# Exercise brief
Copy, from the entries below, each line where the word "промышленного" can be found.

# Material
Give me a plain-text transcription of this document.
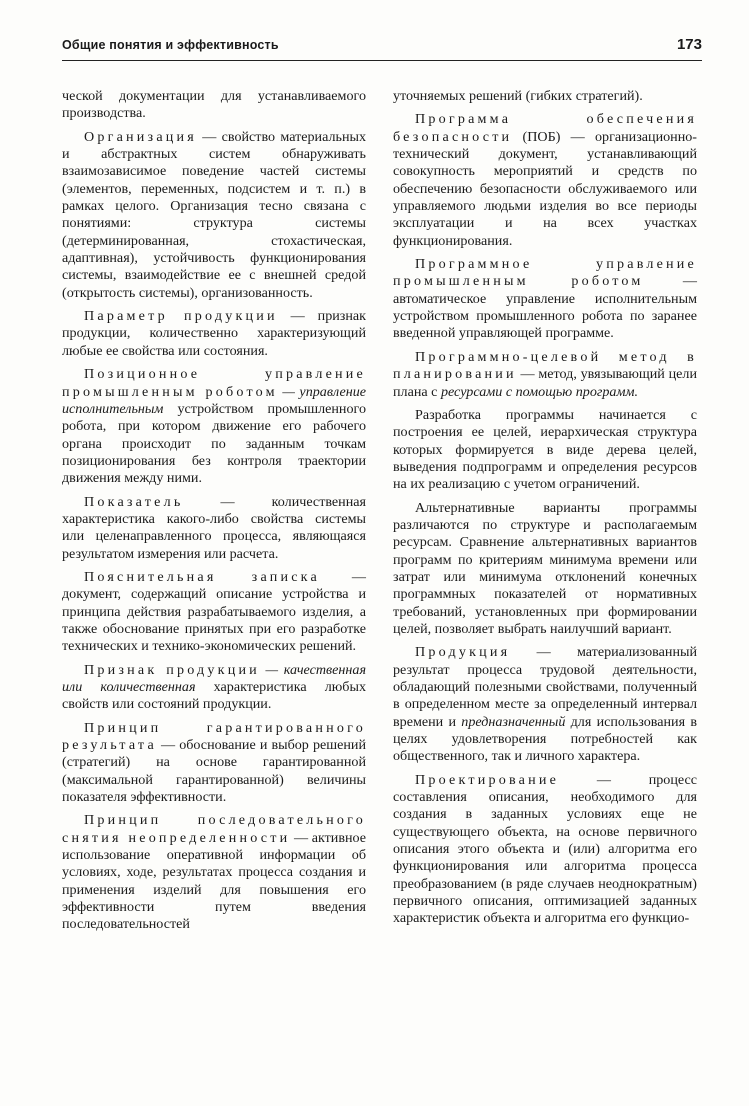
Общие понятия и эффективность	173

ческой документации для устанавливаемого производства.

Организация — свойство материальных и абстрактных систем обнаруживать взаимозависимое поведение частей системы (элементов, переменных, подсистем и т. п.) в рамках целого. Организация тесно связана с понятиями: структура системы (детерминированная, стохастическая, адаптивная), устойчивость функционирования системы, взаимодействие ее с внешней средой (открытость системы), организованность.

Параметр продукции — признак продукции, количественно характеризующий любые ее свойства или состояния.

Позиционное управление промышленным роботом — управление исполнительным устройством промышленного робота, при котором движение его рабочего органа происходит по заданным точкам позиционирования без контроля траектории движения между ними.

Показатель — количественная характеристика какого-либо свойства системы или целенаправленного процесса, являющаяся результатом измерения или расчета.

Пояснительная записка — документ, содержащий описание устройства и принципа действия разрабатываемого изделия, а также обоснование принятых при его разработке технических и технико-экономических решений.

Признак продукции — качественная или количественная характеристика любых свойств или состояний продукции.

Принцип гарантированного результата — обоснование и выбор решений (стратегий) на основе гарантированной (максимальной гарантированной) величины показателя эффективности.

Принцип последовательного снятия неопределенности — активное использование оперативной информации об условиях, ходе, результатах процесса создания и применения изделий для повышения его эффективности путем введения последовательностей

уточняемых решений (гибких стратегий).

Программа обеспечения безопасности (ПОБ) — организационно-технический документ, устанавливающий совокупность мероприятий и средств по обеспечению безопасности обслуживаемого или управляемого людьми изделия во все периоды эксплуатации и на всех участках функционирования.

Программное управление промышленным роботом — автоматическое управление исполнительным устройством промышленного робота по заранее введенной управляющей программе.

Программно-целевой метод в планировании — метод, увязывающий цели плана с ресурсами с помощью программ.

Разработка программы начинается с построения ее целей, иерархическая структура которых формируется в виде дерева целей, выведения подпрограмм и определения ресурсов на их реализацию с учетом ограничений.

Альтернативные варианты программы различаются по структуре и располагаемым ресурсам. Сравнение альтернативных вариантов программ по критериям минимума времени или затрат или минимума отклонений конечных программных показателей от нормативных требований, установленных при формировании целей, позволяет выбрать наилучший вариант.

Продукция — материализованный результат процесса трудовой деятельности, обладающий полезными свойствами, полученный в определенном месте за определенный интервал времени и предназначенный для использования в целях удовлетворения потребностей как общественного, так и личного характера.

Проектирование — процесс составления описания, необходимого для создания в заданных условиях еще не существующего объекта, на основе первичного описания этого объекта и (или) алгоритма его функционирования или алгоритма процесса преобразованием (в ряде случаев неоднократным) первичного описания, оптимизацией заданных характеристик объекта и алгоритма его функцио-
* * *
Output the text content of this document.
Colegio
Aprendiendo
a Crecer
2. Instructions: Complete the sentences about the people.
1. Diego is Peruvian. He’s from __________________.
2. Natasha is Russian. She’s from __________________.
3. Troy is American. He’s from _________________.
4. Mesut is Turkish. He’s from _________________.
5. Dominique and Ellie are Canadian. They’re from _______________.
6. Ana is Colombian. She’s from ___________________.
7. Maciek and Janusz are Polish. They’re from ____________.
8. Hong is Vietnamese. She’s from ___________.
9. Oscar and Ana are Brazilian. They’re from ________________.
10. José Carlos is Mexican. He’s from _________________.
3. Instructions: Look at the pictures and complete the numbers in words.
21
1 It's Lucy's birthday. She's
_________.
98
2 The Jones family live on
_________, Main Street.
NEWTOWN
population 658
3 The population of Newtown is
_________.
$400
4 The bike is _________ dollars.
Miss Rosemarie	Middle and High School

# Answer for this exercise
Позиционное управление промышленным роботом — управление исполнительным устройством промышленного робота, при котором движение его рабочего органа происходит по заданным точкам позиционирования без контроля траектории движения между ними.
Программное управление промышленным роботом — автоматическое управление исполнительным устройством промышленного робота по заранее введенной управляющей программе.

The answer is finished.